─── Supplied data ───
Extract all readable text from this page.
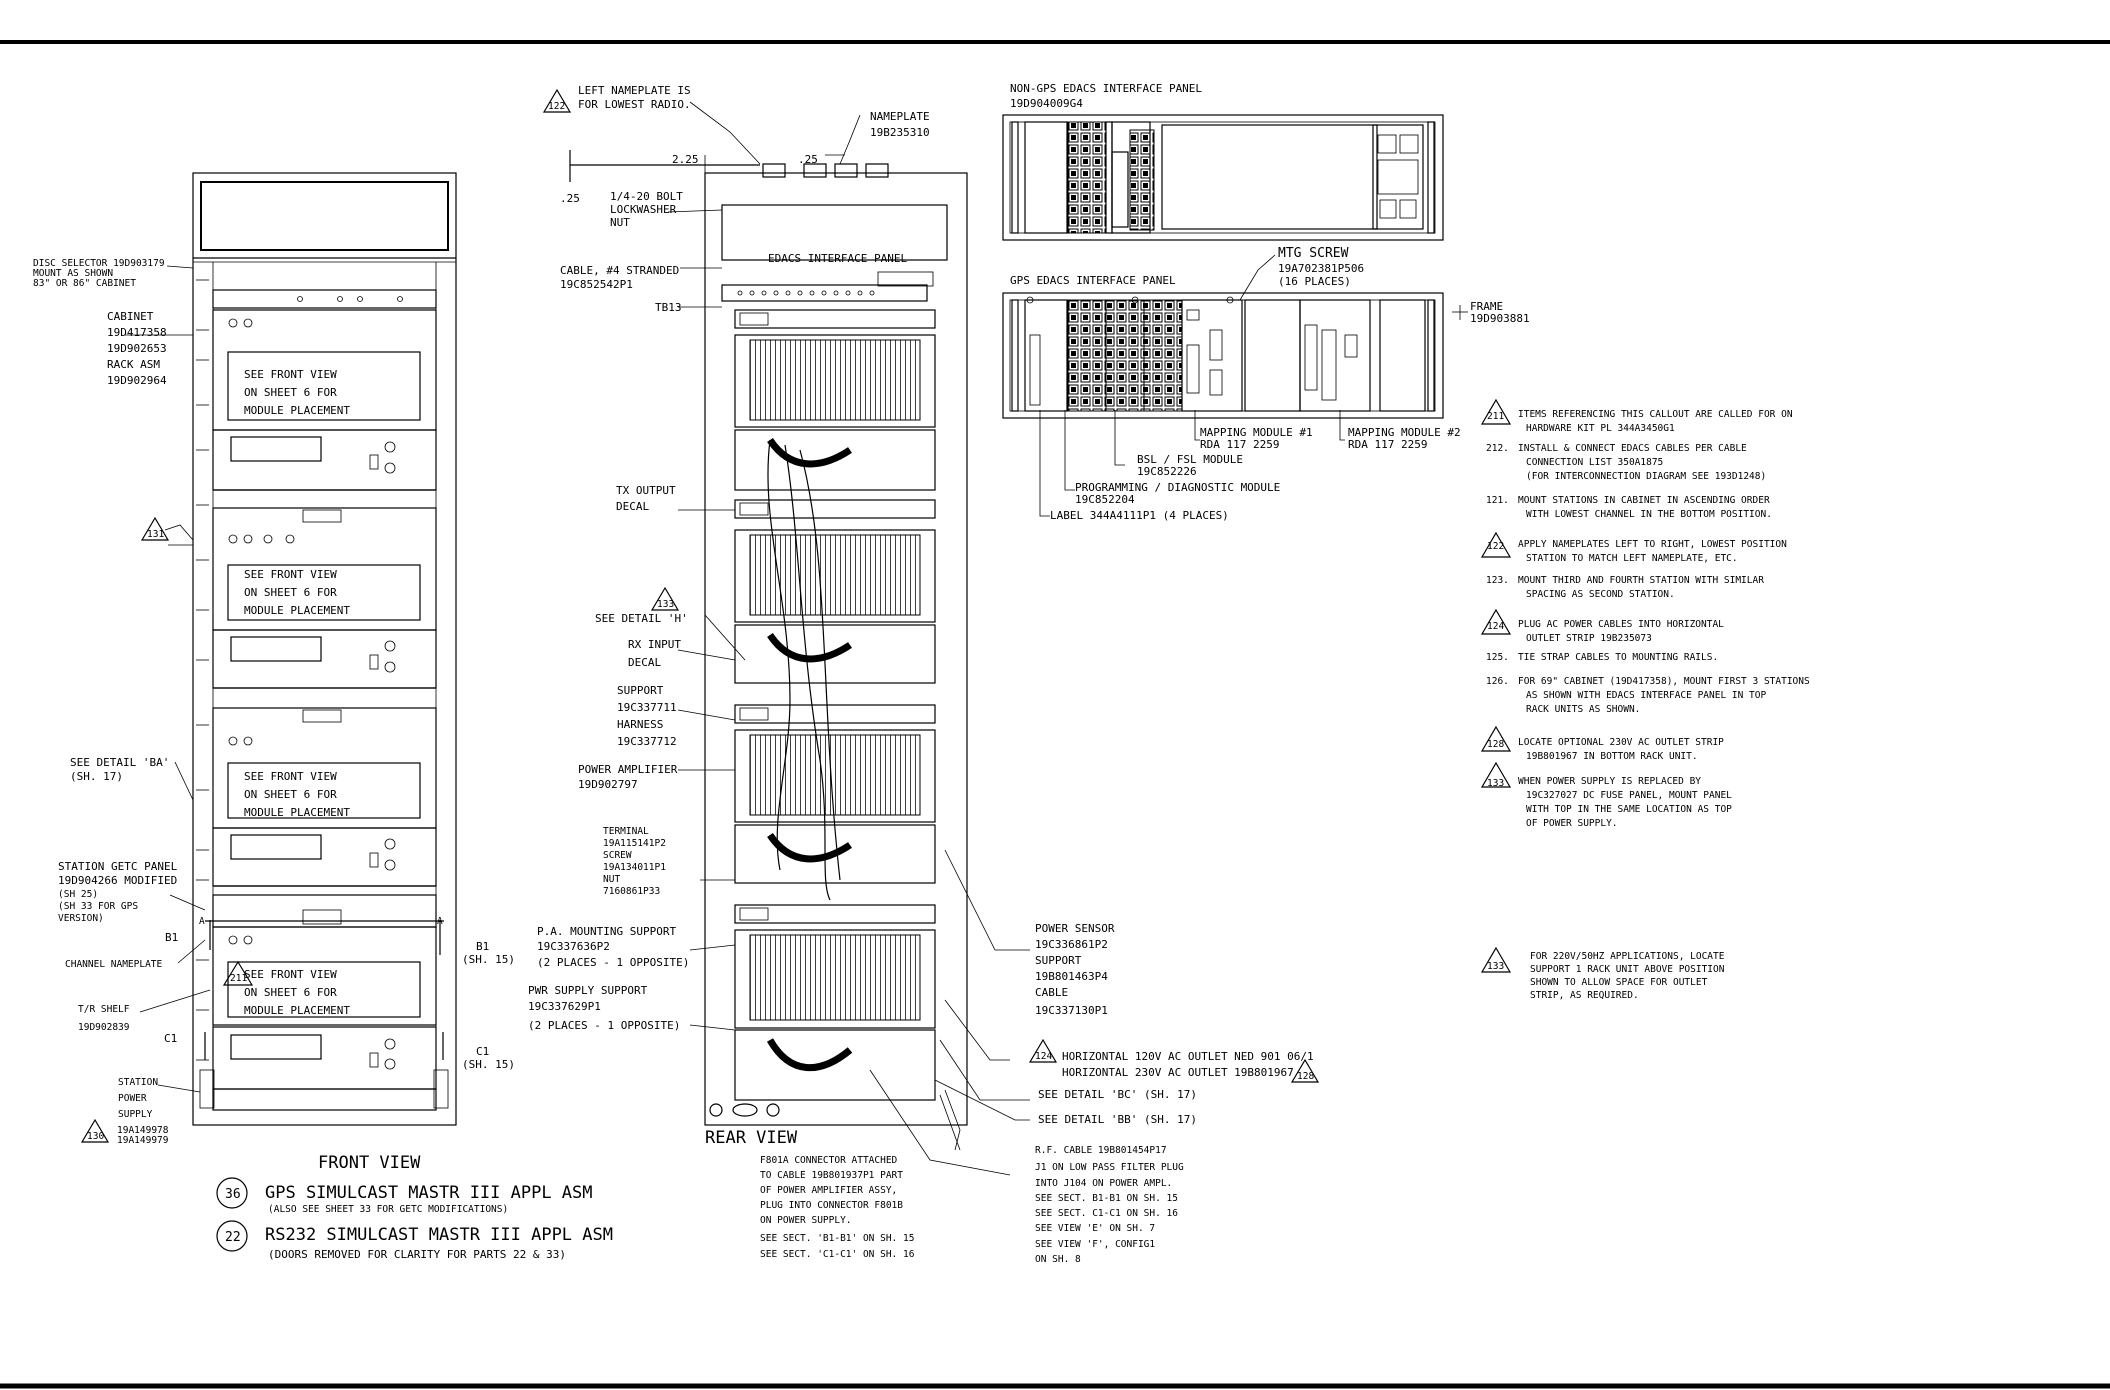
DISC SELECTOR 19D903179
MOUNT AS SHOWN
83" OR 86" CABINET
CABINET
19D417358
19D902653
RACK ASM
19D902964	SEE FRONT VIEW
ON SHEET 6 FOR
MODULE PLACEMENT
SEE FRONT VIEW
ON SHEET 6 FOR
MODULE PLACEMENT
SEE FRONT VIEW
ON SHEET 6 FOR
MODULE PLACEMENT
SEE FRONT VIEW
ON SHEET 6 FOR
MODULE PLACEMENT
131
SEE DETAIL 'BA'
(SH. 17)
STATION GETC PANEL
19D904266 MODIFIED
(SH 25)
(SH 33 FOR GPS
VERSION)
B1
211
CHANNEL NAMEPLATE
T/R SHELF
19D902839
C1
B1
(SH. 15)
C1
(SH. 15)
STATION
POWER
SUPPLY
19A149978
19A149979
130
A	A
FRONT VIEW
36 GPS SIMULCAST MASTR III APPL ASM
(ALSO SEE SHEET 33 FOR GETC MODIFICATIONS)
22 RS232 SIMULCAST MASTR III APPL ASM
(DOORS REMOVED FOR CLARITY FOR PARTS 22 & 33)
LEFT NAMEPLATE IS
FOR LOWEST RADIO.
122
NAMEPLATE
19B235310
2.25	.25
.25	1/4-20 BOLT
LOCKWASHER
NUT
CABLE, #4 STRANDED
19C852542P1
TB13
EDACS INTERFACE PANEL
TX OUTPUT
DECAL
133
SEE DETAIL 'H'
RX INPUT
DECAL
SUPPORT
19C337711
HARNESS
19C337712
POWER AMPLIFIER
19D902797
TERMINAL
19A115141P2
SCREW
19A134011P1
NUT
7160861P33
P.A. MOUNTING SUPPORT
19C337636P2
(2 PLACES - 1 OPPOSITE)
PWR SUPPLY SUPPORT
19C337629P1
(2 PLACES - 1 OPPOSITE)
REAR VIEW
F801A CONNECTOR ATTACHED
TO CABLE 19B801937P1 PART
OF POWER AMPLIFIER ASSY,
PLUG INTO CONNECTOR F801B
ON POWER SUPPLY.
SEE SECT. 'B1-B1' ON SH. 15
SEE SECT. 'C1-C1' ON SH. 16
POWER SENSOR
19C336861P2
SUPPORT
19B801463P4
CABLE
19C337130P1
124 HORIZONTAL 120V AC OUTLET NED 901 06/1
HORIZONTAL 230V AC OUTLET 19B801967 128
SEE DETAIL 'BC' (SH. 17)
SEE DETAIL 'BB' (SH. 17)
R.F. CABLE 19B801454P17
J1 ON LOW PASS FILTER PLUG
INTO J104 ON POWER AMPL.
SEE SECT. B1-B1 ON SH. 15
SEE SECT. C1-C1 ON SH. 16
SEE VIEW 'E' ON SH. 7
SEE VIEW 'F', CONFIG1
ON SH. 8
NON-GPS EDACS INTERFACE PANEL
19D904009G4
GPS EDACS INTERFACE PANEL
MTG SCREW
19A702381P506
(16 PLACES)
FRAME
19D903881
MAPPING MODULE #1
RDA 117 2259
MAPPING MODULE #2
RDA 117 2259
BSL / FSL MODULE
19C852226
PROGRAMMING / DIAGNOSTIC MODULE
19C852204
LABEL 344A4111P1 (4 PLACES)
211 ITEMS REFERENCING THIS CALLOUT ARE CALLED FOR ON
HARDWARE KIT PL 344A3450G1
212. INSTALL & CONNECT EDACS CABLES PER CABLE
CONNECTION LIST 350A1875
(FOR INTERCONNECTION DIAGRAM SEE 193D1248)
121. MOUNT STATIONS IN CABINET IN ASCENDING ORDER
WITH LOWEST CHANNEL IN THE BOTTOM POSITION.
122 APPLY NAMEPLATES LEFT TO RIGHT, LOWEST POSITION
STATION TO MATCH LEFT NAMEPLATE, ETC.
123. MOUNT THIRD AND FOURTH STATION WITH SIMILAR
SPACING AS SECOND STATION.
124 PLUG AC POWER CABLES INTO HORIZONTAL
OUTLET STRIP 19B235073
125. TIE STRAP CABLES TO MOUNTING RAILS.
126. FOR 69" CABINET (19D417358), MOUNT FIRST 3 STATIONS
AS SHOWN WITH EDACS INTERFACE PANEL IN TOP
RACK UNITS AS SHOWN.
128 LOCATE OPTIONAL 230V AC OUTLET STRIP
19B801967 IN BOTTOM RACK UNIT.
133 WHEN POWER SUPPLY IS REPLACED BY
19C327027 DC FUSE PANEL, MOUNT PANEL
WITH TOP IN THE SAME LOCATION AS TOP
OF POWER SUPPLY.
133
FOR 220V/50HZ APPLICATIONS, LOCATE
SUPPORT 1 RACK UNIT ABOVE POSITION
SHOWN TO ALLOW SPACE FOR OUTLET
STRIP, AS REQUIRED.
───
Written problem: Exclude the pictures. Write out the remaining data exactly.

Result below:
Extract all readable text from this page.
DISC SELECTOR 19D903179
MOUNT AS SHOWN
83" OR 86" CABINET
CABINET
19D417358
19D902653
RACK ASM
19D902964	SEE FRONT VIEW
ON SHEET 6 FOR
MODULE PLACEMENT
SEE FRONT VIEW
ON SHEET 6 FOR
MODULE PLACEMENT
SEE FRONT VIEW
ON SHEET 6 FOR
MODULE PLACEMENT
SEE FRONT VIEW
ON SHEET 6 FOR
MODULE PLACEMENT
131
SEE DETAIL 'BA'
(SH. 17)
STATION GETC PANEL
19D904266 MODIFIED
(SH 25)
(SH 33 FOR GPS
VERSION)
B1
211
CHANNEL NAMEPLATE
T/R SHELF
19D902839
C1
B1
(SH. 15)
C1
(SH. 15)
STATION
POWER
SUPPLY
19A149978
19A149979
130
A	A
FRONT VIEW
36 GPS SIMULCAST MASTR III APPL ASM
(ALSO SEE SHEET 33 FOR GETC MODIFICATIONS)
22 RS232 SIMULCAST MASTR III APPL ASM
(DOORS REMOVED FOR CLARITY FOR PARTS 22 & 33)
LEFT NAMEPLATE IS
FOR LOWEST RADIO.
122
NAMEPLATE
19B235310
2.25	.25
.25	1/4-20 BOLT
LOCKWASHER
NUT
CABLE, #4 STRANDED
19C852542P1
TB13
EDACS INTERFACE PANEL
TX OUTPUT
DECAL
133
SEE DETAIL 'H'
RX INPUT
DECAL
SUPPORT
19C337711
HARNESS
19C337712
POWER AMPLIFIER
19D902797
TERMINAL
19A115141P2
SCREW
19A134011P1
NUT
7160861P33
P.A. MOUNTING SUPPORT
19C337636P2
(2 PLACES - 1 OPPOSITE)
PWR SUPPLY SUPPORT
19C337629P1
(2 PLACES - 1 OPPOSITE)
REAR VIEW
F801A CONNECTOR ATTACHED
TO CABLE 19B801937P1 PART
OF POWER AMPLIFIER ASSY,
PLUG INTO CONNECTOR F801B
ON POWER SUPPLY.
SEE SECT. 'B1-B1' ON SH. 15
SEE SECT. 'C1-C1' ON SH. 16
POWER SENSOR
19C336861P2
SUPPORT
19B801463P4
CABLE
19C337130P1
124 HORIZONTAL 120V AC OUTLET NED 901 06/1
HORIZONTAL 230V AC OUTLET 19B801967 128
SEE DETAIL 'BC' (SH. 17)
SEE DETAIL 'BB' (SH. 17)
R.F. CABLE 19B801454P17
J1 ON LOW PASS FILTER PLUG
INTO J104 ON POWER AMPL.
SEE SECT. B1-B1 ON SH. 15
SEE SECT. C1-C1 ON SH. 16
SEE VIEW 'E' ON SH. 7
SEE VIEW 'F', CONFIG1
ON SH. 8
NON-GPS EDACS INTERFACE PANEL
19D904009G4
GPS EDACS INTERFACE PANEL
MTG SCREW
19A702381P506
(16 PLACES)
FRAME
19D903881
MAPPING MODULE #1
RDA 117 2259
MAPPING MODULE #2
RDA 117 2259
BSL / FSL MODULE
19C852226
PROGRAMMING / DIAGNOSTIC MODULE
19C852204
LABEL 344A4111P1 (4 PLACES)
211 ITEMS REFERENCING THIS CALLOUT ARE CALLED FOR ON
HARDWARE KIT PL 344A3450G1
212. INSTALL & CONNECT EDACS CABLES PER CABLE
CONNECTION LIST 350A1875
(FOR INTERCONNECTION DIAGRAM SEE 193D1248)
121. MOUNT STATIONS IN CABINET IN ASCENDING ORDER
WITH LOWEST CHANNEL IN THE BOTTOM POSITION.
122 APPLY NAMEPLATES LEFT TO RIGHT, LOWEST POSITION
STATION TO MATCH LEFT NAMEPLATE, ETC.
123. MOUNT THIRD AND FOURTH STATION WITH SIMILAR
SPACING AS SECOND STATION.
124 PLUG AC POWER CABLES INTO HORIZONTAL
OUTLET STRIP 19B235073
125. TIE STRAP CABLES TO MOUNTING RAILS.
126. FOR 69" CABINET (19D417358), MOUNT FIRST 3 STATIONS
AS SHOWN WITH EDACS INTERFACE PANEL IN TOP
RACK UNITS AS SHOWN.
128 LOCATE OPTIONAL 230V AC OUTLET STRIP
19B801967 IN BOTTOM RACK UNIT.
133 WHEN POWER SUPPLY IS REPLACED BY
19C327027 DC FUSE PANEL, MOUNT PANEL
WITH TOP IN THE SAME LOCATION AS TOP
OF POWER SUPPLY.
133
FOR 220V/50HZ APPLICATIONS, LOCATE
SUPPORT 1 RACK UNIT ABOVE POSITION
SHOWN TO ALLOW SPACE FOR OUTLET
STRIP, AS REQUIRED.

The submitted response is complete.